List the data lines from the line with "0, 523, 15]" up to and including the line with "vai-prima-nota-button[interactable]: Vai alla" as a numbered list, leaving out any blank lines.
>> Start
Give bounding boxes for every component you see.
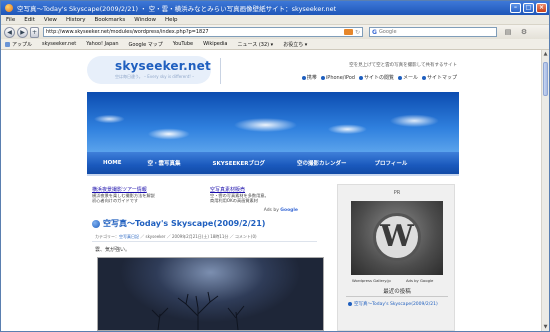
maximize-button[interactable]: □ (523, 3, 534, 13)
ad-block: 横浜夜景撮影ツアー情報 横浜夜景を楽しむ撮影方法を解説 初心者向けのガイドです … (92, 186, 320, 213)
menu-bar: File Edit View History Bookmarks Window … (1, 15, 549, 25)
post-category-link[interactable]: 空写真日記 (119, 234, 139, 239)
bookmark-folder[interactable]: お役立ち ▾ (283, 41, 307, 48)
menu-history[interactable]: History (66, 17, 86, 23)
menu-window[interactable]: Window (134, 17, 156, 23)
ads-by-google[interactable]: Ads by Google (264, 208, 298, 213)
header-link-mail[interactable]: メール (397, 74, 418, 81)
back-button[interactable]: ◀ (4, 26, 15, 38)
nav-calendar[interactable]: 空の撮影カレンダー (297, 159, 347, 167)
header-links: 携帯 iPhone/iPod サイトの閲覧 メール サイトマップ (301, 74, 457, 81)
menu-file[interactable]: File (6, 17, 15, 23)
vertical-scrollbar[interactable]: ▲ ▼ (541, 50, 549, 331)
header-link-mobile[interactable]: 携帯 (301, 74, 317, 81)
bookmark-icon (5, 41, 10, 47)
nav-home[interactable]: HOME (103, 160, 122, 166)
header-link-browse[interactable]: サイトの閲覧 (358, 74, 394, 81)
sidebar-ads-by-google[interactable]: Ads by Google (406, 278, 433, 283)
title-bar: 空写真～Today's Skyscape(2009/2/21) ・ 空・雲・横浜… (1, 1, 549, 15)
bookmark-item[interactable]: アップル (5, 41, 32, 48)
bookmark-item[interactable]: skyseeker.net (42, 41, 76, 47)
link-bullet-icon (320, 75, 325, 80)
nav-blog[interactable]: SKYSEEKERブログ (213, 159, 265, 167)
page-viewport: skyseeker.net 空は毎日違う。 – Every sky is dif… (1, 50, 549, 331)
window-controls: – □ × (510, 3, 547, 13)
close-button[interactable]: × (536, 3, 547, 13)
wordpress-ad-caption[interactable]: Wordpress Gallery.jp (352, 278, 391, 283)
menu-help[interactable]: Help (165, 17, 178, 23)
rss-icon[interactable] (343, 29, 353, 35)
pr-label: PR (393, 190, 401, 196)
main-navigation: HOME 空・雲写真集 SKYSEEKERブログ 空の撮影カレンダー プロフィー… (87, 152, 459, 176)
address-bar[interactable]: http://www.skyseeker.net/modules/wordpre… (43, 27, 363, 37)
scrollbar-thumb[interactable] (543, 62, 548, 96)
recent-post-item[interactable]: 空写真～Today's Skyscape(2009/2/21) (348, 301, 438, 307)
bookmark-item[interactable]: Google マップ (129, 41, 163, 48)
page-menu-icon[interactable]: ▤ (503, 27, 513, 37)
site-description: 空を見上げて空と雲の写真を撮影して共有するサイト (349, 63, 457, 68)
wordpress-logo-icon: W (373, 213, 421, 261)
bookmark-item[interactable]: Wikipedia (203, 41, 227, 47)
main-content: 横浜夜景撮影ツアー情報 横浜夜景を楽しむ撮影方法を解説 初心者向けのガイドです … (87, 180, 327, 331)
site-header: skyseeker.net 空は毎日違う。 – Every sky is dif… (87, 50, 459, 92)
browser-window: 空写真～Today's Skyscape(2009/2/21) ・ 空・雲・横浜… (0, 0, 550, 332)
bookmarks-bar: アップル skyseeker.net Yahoo! Japan Google マ… (1, 39, 549, 50)
search-input[interactable]: G Google (369, 27, 497, 37)
ad-title[interactable]: 横浜夜景撮影ツアー情報 (92, 186, 202, 193)
ad-body-line: 商用利用OKの高画質素材 (210, 198, 258, 203)
scroll-down-arrow-icon[interactable]: ▼ (542, 323, 549, 331)
browser-app-icon (5, 4, 13, 12)
menu-bookmarks[interactable]: Bookmarks (95, 17, 126, 23)
web-page: skyseeker.net 空は毎日違う。 – Every sky is dif… (87, 50, 459, 331)
link-bullet-icon (301, 75, 306, 80)
navigation-toolbar: ◀ ▶ + http://www.skyseeker.net/modules/w… (1, 25, 549, 39)
search-placeholder: Google (378, 29, 397, 35)
ad-body-line: 初心者向けのガイドです (92, 198, 139, 203)
sidebar: PR W Wordpress Gallery.jp Ads by Google … (337, 184, 455, 331)
bookmark-folder[interactable]: ニュース (32) ▾ (237, 41, 273, 48)
post-text: 雲、気が強い。 (95, 247, 131, 253)
post-photo[interactable] (97, 257, 324, 331)
scroll-up-arrow-icon[interactable]: ▲ (542, 50, 549, 58)
menu-view[interactable]: View (44, 17, 57, 23)
window-title: 空写真～Today's Skyscape(2009/2/21) ・ 空・雲・横浜… (17, 5, 337, 13)
ad-unit[interactable]: 横浜夜景撮影ツアー情報 横浜夜景を楽しむ撮影方法を解説 初心者向けのガイドです (92, 186, 202, 203)
minimize-button[interactable]: – (510, 3, 521, 13)
site-logo[interactable]: skyseeker.net (115, 59, 211, 73)
ad-title[interactable]: 空写真素材販売 (210, 186, 320, 193)
link-bullet-icon (421, 75, 426, 80)
post-title: 空写真～Today's Skyscape(2009/2/21) (92, 218, 265, 229)
link-bullet-icon (397, 75, 402, 80)
ad-unit[interactable]: 空写真素材販売 空・雲の写真素材を多数用意。 商用利用OKの高画質素材 (210, 186, 320, 203)
url-text: http://www.skyseeker.net/modules/wordpre… (46, 29, 209, 35)
nav-photo-gallery[interactable]: 空・雲写真集 (148, 159, 181, 167)
bullet-icon (348, 302, 352, 306)
recent-posts-heading: 最近の投稿 (383, 289, 411, 295)
bookmark-item[interactable]: YouTube (173, 41, 193, 47)
post-title-icon (92, 219, 100, 228)
post-divider (92, 241, 317, 242)
reload-icon[interactable]: ↻ (355, 29, 360, 36)
sky-banner-image (87, 92, 459, 152)
logo-tagline: 空は毎日違う。 – Every sky is different! – (115, 74, 195, 79)
google-search-icon: G (372, 28, 377, 36)
nav-profile[interactable]: プロフィール (374, 159, 407, 167)
wordpress-ad-banner[interactable]: W (351, 201, 443, 275)
header-link-iphone[interactable]: iPhone/iPod (320, 74, 355, 81)
menu-edit[interactable]: Edit (24, 17, 35, 23)
link-bullet-icon (358, 75, 363, 80)
bookmark-item[interactable]: Yahoo! Japan (86, 41, 118, 47)
recent-posts-divider (346, 296, 448, 297)
gear-icon[interactable]: ⚙ (519, 27, 529, 37)
header-link-sitemap[interactable]: サイトマップ (421, 74, 457, 81)
post-meta: カテゴリー：空写真日記 ／ skyseeker ／ 2009年2月21日(土) … (95, 234, 257, 239)
add-bookmark-button[interactable]: + (30, 26, 39, 38)
post-title-text[interactable]: 空写真～Today's Skyscape(2009/2/21) (103, 218, 265, 229)
header-divider (220, 58, 221, 84)
forward-button[interactable]: ▶ (17, 26, 28, 38)
tree-silhouette (151, 291, 245, 330)
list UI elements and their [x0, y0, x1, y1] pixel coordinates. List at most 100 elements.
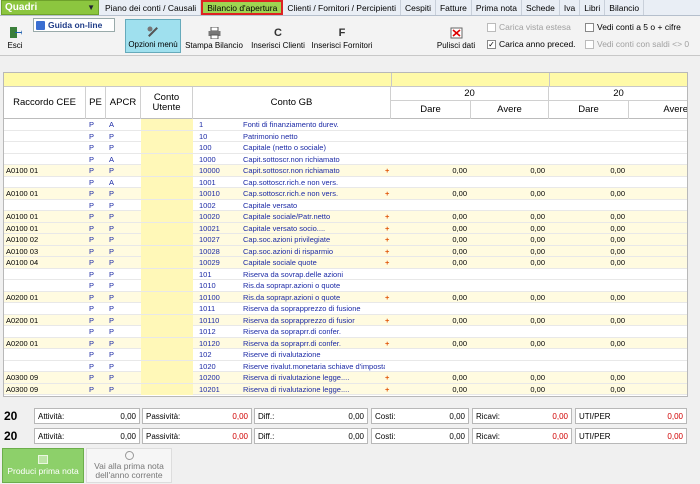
tab-prima-nota[interactable]: Prima nota	[472, 0, 523, 15]
cell-avere[interactable]	[471, 303, 545, 314]
col-raccordo-cee[interactable]: Raccordo CEE	[4, 87, 86, 119]
cell-dare2[interactable]	[549, 269, 625, 280]
col-avere-2[interactable]: Avere	[629, 101, 687, 119]
vedi-conti-5-cifre-checkbox[interactable]: Vedi conti a 5 o + cifre	[585, 22, 681, 32]
cell-avere[interactable]	[471, 326, 545, 337]
cell-avere[interactable]: 0,00	[471, 292, 545, 303]
vedi-conti-saldi-checkbox[interactable]: Vedi conti con saldi <> 0	[585, 39, 689, 49]
cell-dare[interactable]: 0,00	[391, 211, 467, 222]
cell-user[interactable]	[141, 142, 193, 153]
company-select[interactable]: Quadri ▼	[1, 0, 99, 15]
cell-user[interactable]	[141, 372, 193, 383]
table-row[interactable]: P A 1001 Cap.sottoscr.rich.e non vers.	[4, 176, 687, 188]
col-apcr[interactable]: APCR	[106, 87, 141, 119]
vai-prima-nota-button[interactable]: Vai alla prima nota dell'anno corrente	[86, 448, 172, 483]
table-row[interactable]: A0200 01 P P 10120 Riserva da sopraprr.di co…	[4, 337, 687, 349]
table-row[interactable]: P P 101 Riserva da sovrap.delle azioni	[4, 268, 687, 280]
cell-dare[interactable]	[391, 177, 467, 188]
cell-dare2[interactable]	[549, 349, 625, 360]
cell-dare2[interactable]: 0,00	[549, 292, 625, 303]
cell-user[interactable]	[141, 119, 193, 130]
tab-bilancio-apertura[interactable]: Bilancio d'apertura	[201, 0, 284, 15]
cell-user[interactable]	[141, 199, 193, 211]
col-pe[interactable]: PE	[86, 87, 106, 119]
cell-avere[interactable]	[471, 119, 545, 130]
cell-dare[interactable]: 0,00	[391, 372, 467, 383]
table-row[interactable]: A0200 01 P P 10100 Ris.da soprapr.azioni o q…	[4, 291, 687, 303]
cell-dare[interactable]	[391, 142, 467, 153]
table-row[interactable]: A0100 04 P P 10029 Capitale sociale quote +0,…	[4, 257, 687, 269]
stampa-bilancio-button[interactable]: Stampa Bilancio	[185, 19, 243, 53]
table-row[interactable]: P P 10 Patrimonio netto	[4, 130, 687, 142]
cell-dare[interactable]	[391, 200, 467, 211]
cell-user[interactable]	[141, 188, 193, 199]
cell-user[interactable]	[141, 326, 193, 337]
cell-avere[interactable]: 0,00	[471, 165, 545, 176]
cell-dare2[interactable]	[549, 131, 625, 142]
tab-cespiti[interactable]: Cespiti	[401, 0, 436, 15]
inserisci-clienti-button[interactable]: C Inserisci Clienti	[250, 19, 306, 53]
cell-dare[interactable]: 0,00	[391, 188, 467, 199]
cell-user[interactable]	[141, 314, 193, 326]
cell-dare[interactable]: 0,00	[391, 234, 467, 245]
tab-fatture[interactable]: Fatture	[436, 0, 472, 15]
cell-avere[interactable]	[471, 269, 545, 280]
cell-dare[interactable]	[391, 154, 467, 165]
cell-avere[interactable]	[471, 280, 545, 291]
cell-dare[interactable]: 0,00	[391, 257, 467, 268]
cell-dare2[interactable]	[549, 177, 625, 188]
table-row[interactable]: P A 1000 Capit.sottoscr.non richiamato	[4, 153, 687, 165]
tab-iva[interactable]: Iva	[560, 0, 581, 15]
cell-dare2[interactable]: 0,00	[549, 372, 625, 383]
cell-dare2[interactable]	[549, 361, 625, 372]
cell-user[interactable]	[141, 130, 193, 142]
inserisci-fornitori-button[interactable]: F Inserisci Fornitori	[310, 19, 374, 53]
cell-dare[interactable]: 0,00	[391, 315, 467, 326]
cell-dare2[interactable]: 0,00	[549, 384, 625, 395]
pulisci-dati-button[interactable]: Pulisci dati	[436, 19, 476, 53]
tab-piano-conti[interactable]: Piano dei conti / Causali	[101, 0, 202, 15]
cell-user[interactable]	[141, 257, 193, 268]
cell-avere[interactable]: 0,00	[471, 223, 545, 234]
cell-dare2[interactable]: 0,00	[549, 211, 625, 222]
cell-user[interactable]	[141, 176, 193, 188]
cell-dare2[interactable]	[549, 200, 625, 211]
cell-dare2[interactable]: 0,00	[549, 234, 625, 245]
cell-user[interactable]	[141, 165, 193, 176]
cell-user[interactable]	[141, 222, 193, 234]
table-row[interactable]: A0300 09 P P 10200 Riserva di rivalutazione …	[4, 372, 687, 384]
table-row[interactable]: P P 102 Riserve di rivalutazione	[4, 349, 687, 361]
cell-dare2[interactable]: 0,00	[549, 165, 625, 176]
cell-avere[interactable]	[471, 131, 545, 142]
tab-schede[interactable]: Schede	[522, 0, 560, 15]
cell-dare[interactable]	[391, 280, 467, 291]
table-row[interactable]: A0100 01 P P 10021 Capitale versato socio...…	[4, 222, 687, 234]
table-row[interactable]: P P 100 Capitale (netto o sociale)	[4, 142, 687, 154]
table-row[interactable]: A0100 01 P P 10010 Cap.sottoscr.rich.e non v…	[4, 188, 687, 200]
carica-anno-preced-checkbox[interactable]: ✓ Carica anno preced.	[487, 39, 576, 49]
cell-dare[interactable]: 0,00	[391, 338, 467, 349]
table-row[interactable]: A0100 02 P P 10027 Cap.soc.azioni privilegia…	[4, 234, 687, 246]
tab-clienti-fornitori[interactable]: Clienti / Fornitori / Percipienti	[283, 0, 401, 15]
cell-user[interactable]	[141, 349, 193, 360]
col-dare[interactable]: Dare	[391, 101, 471, 119]
cell-dare2[interactable]: 0,00	[549, 188, 625, 199]
col-avere[interactable]: Avere	[471, 101, 549, 119]
cell-user[interactable]	[141, 291, 193, 303]
cell-user[interactable]	[141, 268, 193, 280]
cell-user[interactable]	[141, 245, 193, 257]
cell-dare[interactable]: 0,00	[391, 223, 467, 234]
cell-dare[interactable]: 0,00	[391, 292, 467, 303]
cell-dare[interactable]	[391, 326, 467, 337]
cell-avere[interactable]: 0,00	[471, 246, 545, 257]
cell-dare2[interactable]	[549, 154, 625, 165]
cell-dare[interactable]: 0,00	[391, 384, 467, 395]
table-row[interactable]: A0100 01 P P 10000 Capit.sottoscr.non richia…	[4, 165, 687, 177]
cell-avere[interactable]	[471, 349, 545, 360]
cell-user[interactable]	[141, 383, 193, 395]
cell-dare[interactable]	[391, 269, 467, 280]
cell-dare[interactable]	[391, 349, 467, 360]
cell-avere[interactable]	[471, 200, 545, 211]
cell-user[interactable]	[141, 234, 193, 245]
cell-avere[interactable]: 0,00	[471, 234, 545, 245]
>> End
Full output:
1. tab-prima-nota[interactable]: Prima nota	[472, 0, 523, 15]
2. cell-avere[interactable]	[471, 303, 545, 314]
3. col-raccordo-cee[interactable]: Raccordo CEE	[4, 87, 86, 119]
4. cell-dare2[interactable]	[549, 269, 625, 280]
5. col-avere-2[interactable]: Avere	[629, 101, 687, 119]
6. vedi-conti-5-cifre-checkbox[interactable]: Vedi conti a 5 o + cifre	[585, 22, 681, 32]
7. cell-avere[interactable]	[471, 326, 545, 337]
8. cell-avere[interactable]: 0,00	[471, 292, 545, 303]
9. vedi-conti-saldi-checkbox[interactable]: Vedi conti con saldi <> 0	[585, 39, 689, 49]
10. cell-dare[interactable]: 0,00	[391, 211, 467, 222]
11. cell-user[interactable]	[141, 142, 193, 153]
12. company-select[interactable]: Quadri ▼	[1, 0, 99, 15]
13. cell-user[interactable]	[141, 372, 193, 383]
14. table-row[interactable]: P A 1001 Cap.sottoscr.rich.e non vers.	[4, 176, 687, 188]
15. col-apcr[interactable]: APCR	[106, 87, 141, 119]
16. vai-prima-nota-button[interactable]: Vai alla prima nota dell'anno corrente	[86, 448, 172, 483]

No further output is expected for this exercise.